EXERCISE AIM> Each line that includes the word "JSON" counts once; give the total and nothing more.

:: SUPPLIED RECORDS

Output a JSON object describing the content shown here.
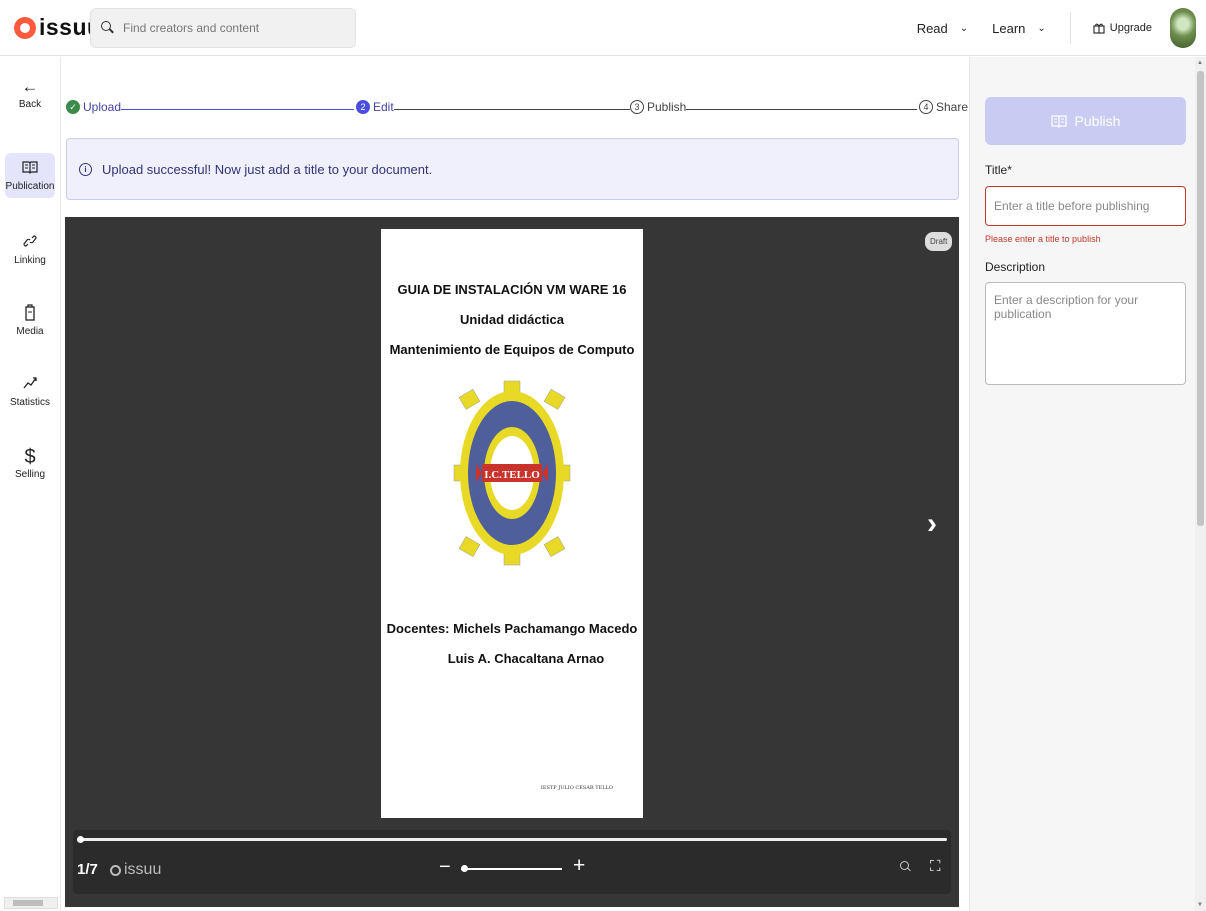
{
  "header": {
    "logo_text": "issuu",
    "search_placeholder": "Find creators and content",
    "nav": [
      {
        "label": "Read"
      },
      {
        "label": "Learn"
      }
    ],
    "upgrade_label": "Upgrade"
  },
  "sidebar": {
    "items": [
      {
        "label": "Back",
        "icon": "arrow-left-icon",
        "glyph": "←"
      },
      {
        "label": "Publication",
        "icon": "book-open-icon",
        "glyph": "🕮",
        "active": true
      },
      {
        "label": "Linking",
        "icon": "link-icon",
        "glyph": "🔗"
      },
      {
        "label": "Media",
        "icon": "media-icon",
        "glyph": "▯"
      },
      {
        "label": "Statistics",
        "icon": "chart-trend-icon",
        "glyph": "↗"
      },
      {
        "label": "Selling",
        "icon": "dollar-icon",
        "glyph": "$"
      }
    ]
  },
  "steps": [
    {
      "number": "✓",
      "label": "Upload",
      "state": "done"
    },
    {
      "number": "2",
      "label": "Edit",
      "state": "current"
    },
    {
      "number": "3",
      "label": "Publish",
      "state": "todo"
    },
    {
      "number": "4",
      "label": "Share",
      "state": "todo"
    }
  ],
  "banner": {
    "message": "Upload successful! Now just add a title to your document."
  },
  "viewer": {
    "draft_badge": "Draft",
    "document": {
      "lines": [
        "GUIA DE INSTALACIÓN VM WARE 16",
        "Unidad didáctica",
        "Mantenimiento de Equipos de Computo",
        "Docentes: Michels Pachamango Macedo",
        "Luis A. Chacaltana Arnao"
      ],
      "seal_center_text": "I.C.TELLO",
      "footer_text": "IESTP JULIO CESAR TELLO"
    },
    "page_counter": "1/7",
    "viewer_logo": "issuu",
    "progress": 0.0,
    "zoom_level": 0.0
  },
  "panel": {
    "publish_label": "Publish",
    "title_label": "Title*",
    "title_placeholder": "Enter a title before publishing",
    "title_error": "Please enter a title to publish",
    "description_label": "Description",
    "description_placeholder": "Enter a description for your publication"
  },
  "colors": {
    "accent": "#4a4de0",
    "publish_disabled": "#c9cbf2",
    "error": "#c0392b",
    "viewer_bg": "#363636",
    "brand": "#ff5a3c"
  }
}
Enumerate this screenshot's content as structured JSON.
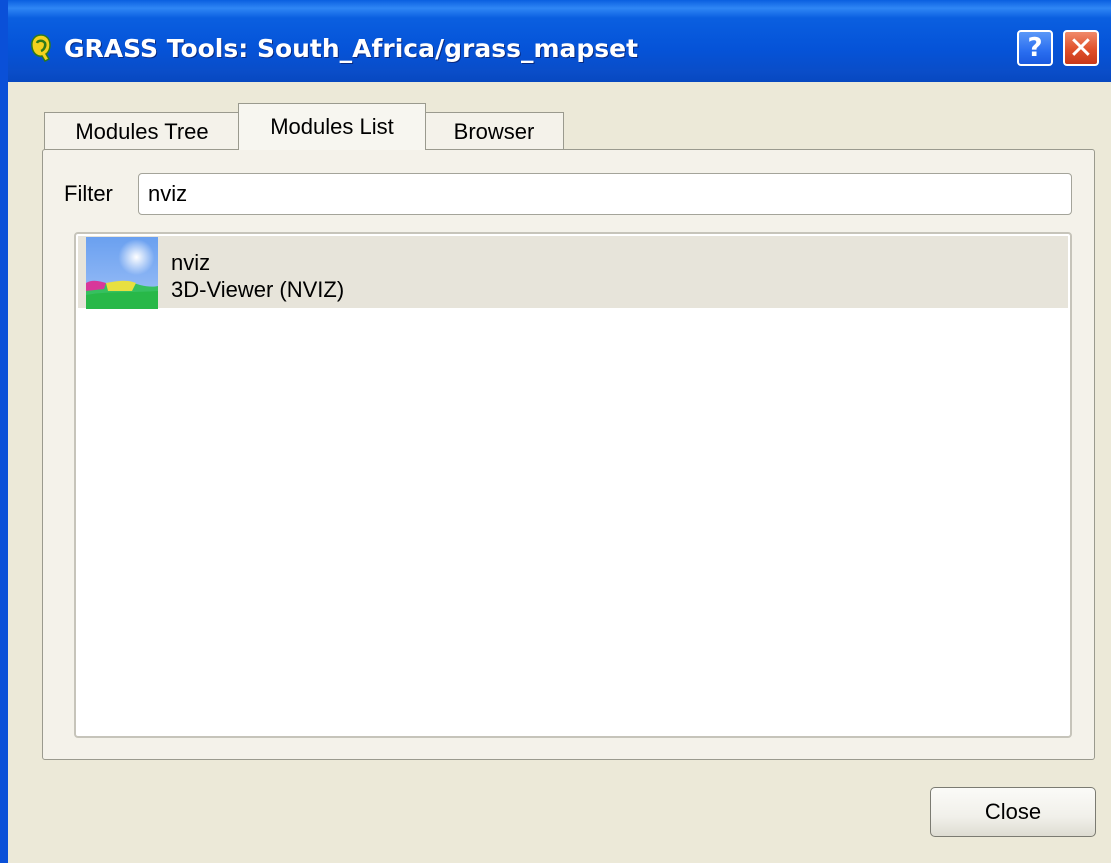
{
  "window": {
    "title": "GRASS Tools: South_Africa/grass_mapset",
    "help_label": "?",
    "close_label": "✕"
  },
  "tabs": [
    {
      "label": "Modules Tree",
      "active": false
    },
    {
      "label": "Modules List",
      "active": true
    },
    {
      "label": "Browser",
      "active": false
    }
  ],
  "filter": {
    "label": "Filter",
    "value": "nviz"
  },
  "modules": [
    {
      "name": "nviz",
      "description": "3D-Viewer (NVIZ)",
      "icon": "nviz-3d-viewer-icon",
      "selected": true
    }
  ],
  "footer": {
    "close_label": "Close"
  },
  "colors": {
    "titlebar": "#0a5fe0",
    "window_bg": "#ece9d8",
    "selected_row": "#e7e4da"
  }
}
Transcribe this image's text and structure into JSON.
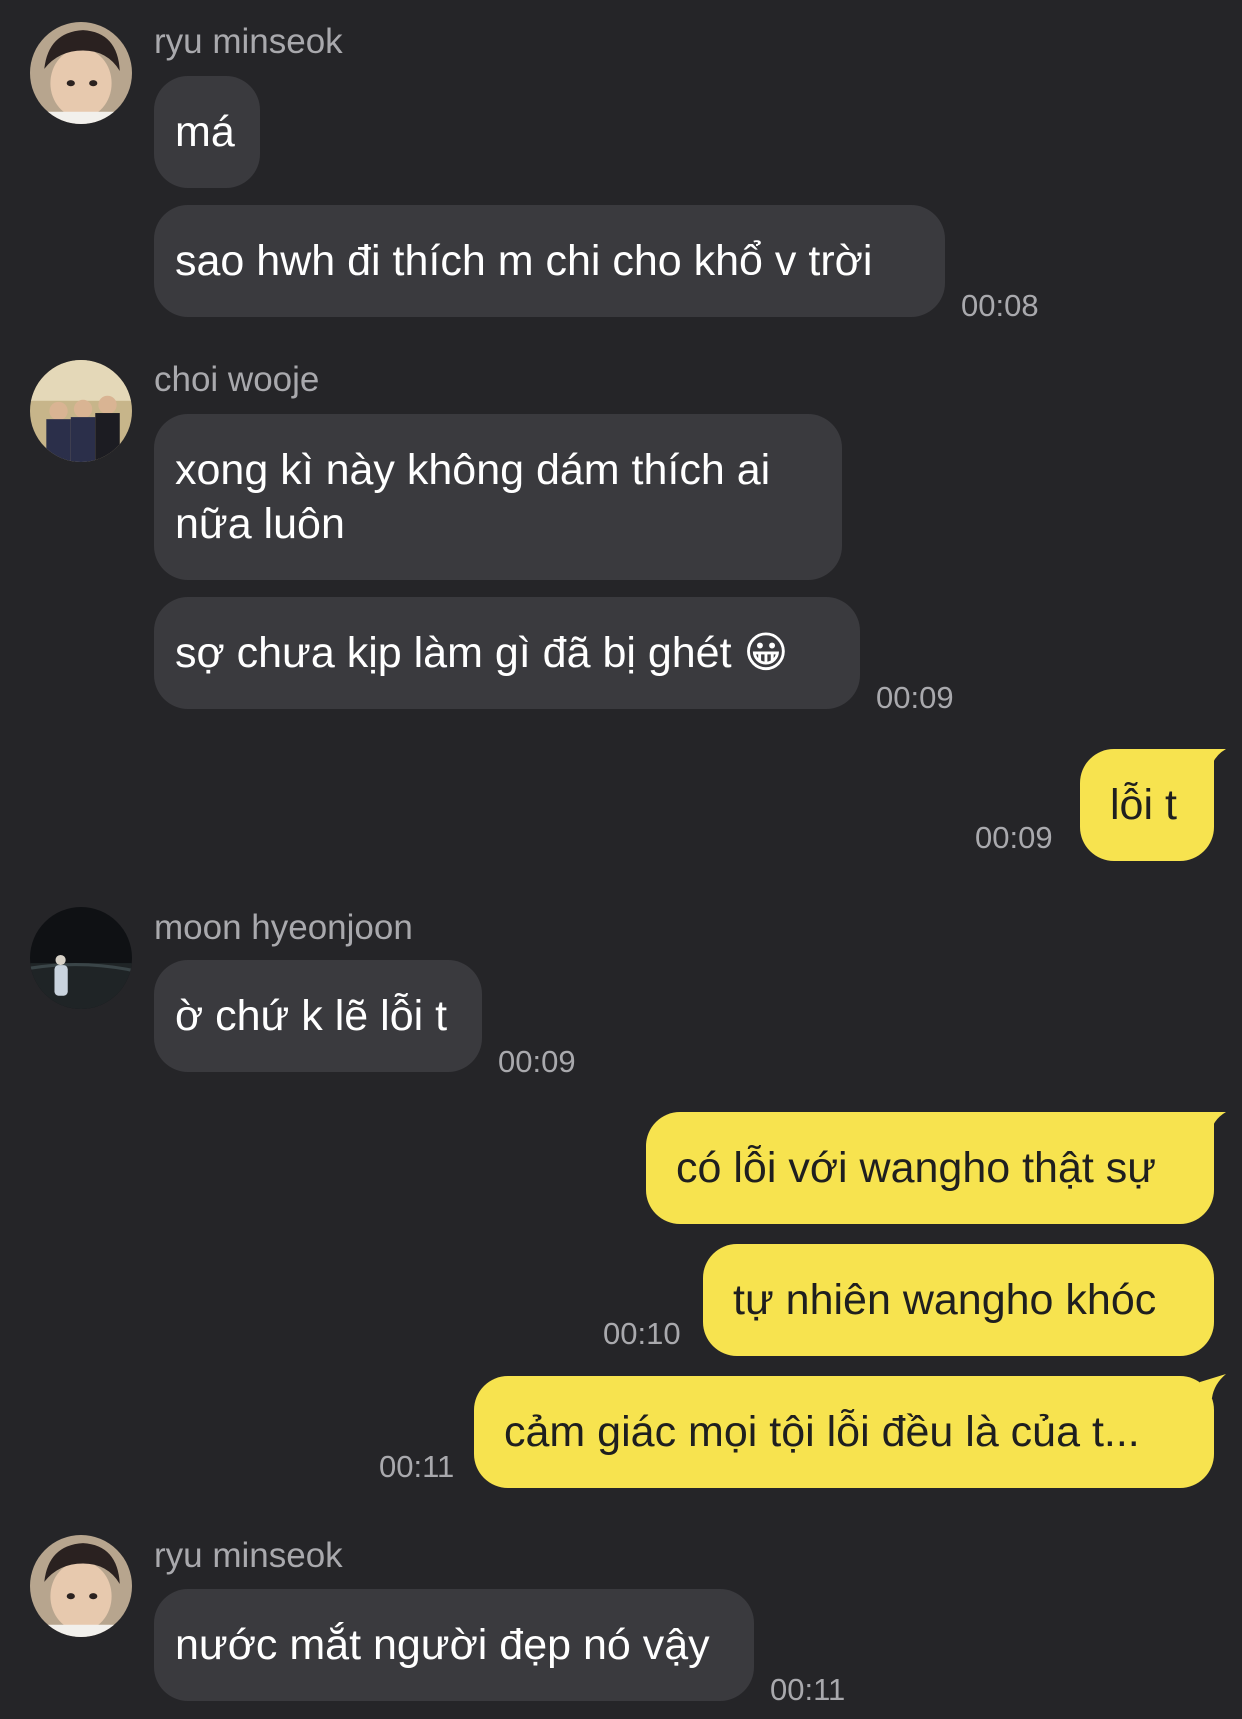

::::

RESULT FOR THIS EXERCISE> 3